» Task goal:
Count how many lines contain the word "subscript". Please give only the number.

— start of Input —

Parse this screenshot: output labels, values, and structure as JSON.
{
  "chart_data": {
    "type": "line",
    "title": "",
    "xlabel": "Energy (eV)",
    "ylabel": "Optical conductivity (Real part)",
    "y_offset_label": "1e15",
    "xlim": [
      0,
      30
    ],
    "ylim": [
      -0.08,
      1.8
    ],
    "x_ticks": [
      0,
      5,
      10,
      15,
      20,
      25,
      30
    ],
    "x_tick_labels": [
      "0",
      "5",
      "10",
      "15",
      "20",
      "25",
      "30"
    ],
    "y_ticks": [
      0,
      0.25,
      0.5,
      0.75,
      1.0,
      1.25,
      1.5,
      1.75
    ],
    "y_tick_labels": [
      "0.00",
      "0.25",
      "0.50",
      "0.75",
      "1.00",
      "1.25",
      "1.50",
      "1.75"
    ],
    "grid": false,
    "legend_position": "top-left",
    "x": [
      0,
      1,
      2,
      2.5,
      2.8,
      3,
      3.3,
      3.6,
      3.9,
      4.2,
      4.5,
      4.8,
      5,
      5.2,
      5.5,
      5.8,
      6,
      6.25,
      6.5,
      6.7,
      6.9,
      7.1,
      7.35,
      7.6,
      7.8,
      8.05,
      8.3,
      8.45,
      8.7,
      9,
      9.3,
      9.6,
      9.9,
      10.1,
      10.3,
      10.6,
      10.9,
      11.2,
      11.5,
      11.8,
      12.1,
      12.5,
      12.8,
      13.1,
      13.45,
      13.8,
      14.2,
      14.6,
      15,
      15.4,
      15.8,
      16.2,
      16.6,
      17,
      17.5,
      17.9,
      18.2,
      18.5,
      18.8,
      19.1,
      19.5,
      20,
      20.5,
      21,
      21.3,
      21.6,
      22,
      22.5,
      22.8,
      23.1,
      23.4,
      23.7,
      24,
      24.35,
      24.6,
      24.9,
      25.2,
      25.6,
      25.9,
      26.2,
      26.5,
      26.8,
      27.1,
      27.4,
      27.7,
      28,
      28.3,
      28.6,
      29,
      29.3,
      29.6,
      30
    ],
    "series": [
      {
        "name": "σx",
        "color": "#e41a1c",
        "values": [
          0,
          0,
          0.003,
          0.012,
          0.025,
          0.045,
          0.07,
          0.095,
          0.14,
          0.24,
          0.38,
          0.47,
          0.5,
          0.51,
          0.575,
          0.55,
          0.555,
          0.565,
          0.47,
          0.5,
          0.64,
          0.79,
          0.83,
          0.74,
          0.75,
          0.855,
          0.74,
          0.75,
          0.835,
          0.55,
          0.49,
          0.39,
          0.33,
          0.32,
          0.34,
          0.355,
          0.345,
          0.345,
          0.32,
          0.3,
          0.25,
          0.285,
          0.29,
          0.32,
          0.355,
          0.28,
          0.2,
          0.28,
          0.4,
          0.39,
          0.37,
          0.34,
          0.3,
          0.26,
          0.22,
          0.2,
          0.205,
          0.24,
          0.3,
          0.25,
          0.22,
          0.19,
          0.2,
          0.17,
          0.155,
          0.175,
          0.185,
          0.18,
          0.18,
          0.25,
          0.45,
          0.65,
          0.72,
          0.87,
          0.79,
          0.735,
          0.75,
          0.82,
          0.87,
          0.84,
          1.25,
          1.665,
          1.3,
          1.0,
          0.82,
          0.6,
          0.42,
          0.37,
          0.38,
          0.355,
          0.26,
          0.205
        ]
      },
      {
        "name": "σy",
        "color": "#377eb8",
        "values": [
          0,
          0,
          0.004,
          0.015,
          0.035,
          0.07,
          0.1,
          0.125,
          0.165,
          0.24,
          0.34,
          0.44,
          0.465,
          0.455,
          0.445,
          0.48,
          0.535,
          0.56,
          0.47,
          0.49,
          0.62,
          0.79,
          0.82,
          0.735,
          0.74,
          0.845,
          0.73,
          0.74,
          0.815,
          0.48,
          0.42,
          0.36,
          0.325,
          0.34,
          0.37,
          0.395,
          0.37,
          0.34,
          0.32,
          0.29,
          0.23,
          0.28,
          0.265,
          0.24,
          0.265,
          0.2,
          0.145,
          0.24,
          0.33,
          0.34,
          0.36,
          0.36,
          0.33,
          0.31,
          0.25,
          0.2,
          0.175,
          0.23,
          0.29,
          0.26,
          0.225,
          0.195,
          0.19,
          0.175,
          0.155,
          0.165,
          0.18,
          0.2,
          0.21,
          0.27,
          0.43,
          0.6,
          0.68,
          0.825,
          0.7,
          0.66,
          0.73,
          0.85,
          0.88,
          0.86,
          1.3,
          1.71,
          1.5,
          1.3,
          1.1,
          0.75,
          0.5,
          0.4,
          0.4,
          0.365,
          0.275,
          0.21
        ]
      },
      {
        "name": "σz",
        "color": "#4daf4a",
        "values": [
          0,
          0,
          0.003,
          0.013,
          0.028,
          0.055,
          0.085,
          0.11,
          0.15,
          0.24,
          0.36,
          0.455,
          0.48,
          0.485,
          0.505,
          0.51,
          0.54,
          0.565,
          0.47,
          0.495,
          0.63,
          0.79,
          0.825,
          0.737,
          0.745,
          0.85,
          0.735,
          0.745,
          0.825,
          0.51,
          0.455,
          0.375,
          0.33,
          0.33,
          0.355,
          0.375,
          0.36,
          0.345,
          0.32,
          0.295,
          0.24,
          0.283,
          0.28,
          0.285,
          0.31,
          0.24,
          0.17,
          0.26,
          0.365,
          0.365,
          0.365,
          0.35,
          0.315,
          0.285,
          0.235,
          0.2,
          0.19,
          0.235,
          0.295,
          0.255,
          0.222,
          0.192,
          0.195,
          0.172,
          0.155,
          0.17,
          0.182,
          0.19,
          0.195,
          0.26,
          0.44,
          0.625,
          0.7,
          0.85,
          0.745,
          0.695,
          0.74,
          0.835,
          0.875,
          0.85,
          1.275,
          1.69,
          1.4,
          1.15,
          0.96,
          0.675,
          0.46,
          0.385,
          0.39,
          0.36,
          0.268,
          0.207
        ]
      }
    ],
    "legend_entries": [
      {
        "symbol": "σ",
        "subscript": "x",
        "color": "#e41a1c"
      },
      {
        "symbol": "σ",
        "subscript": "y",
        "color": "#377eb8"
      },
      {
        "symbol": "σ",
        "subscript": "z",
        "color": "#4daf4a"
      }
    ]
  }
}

— end of Input —

» The answer:
3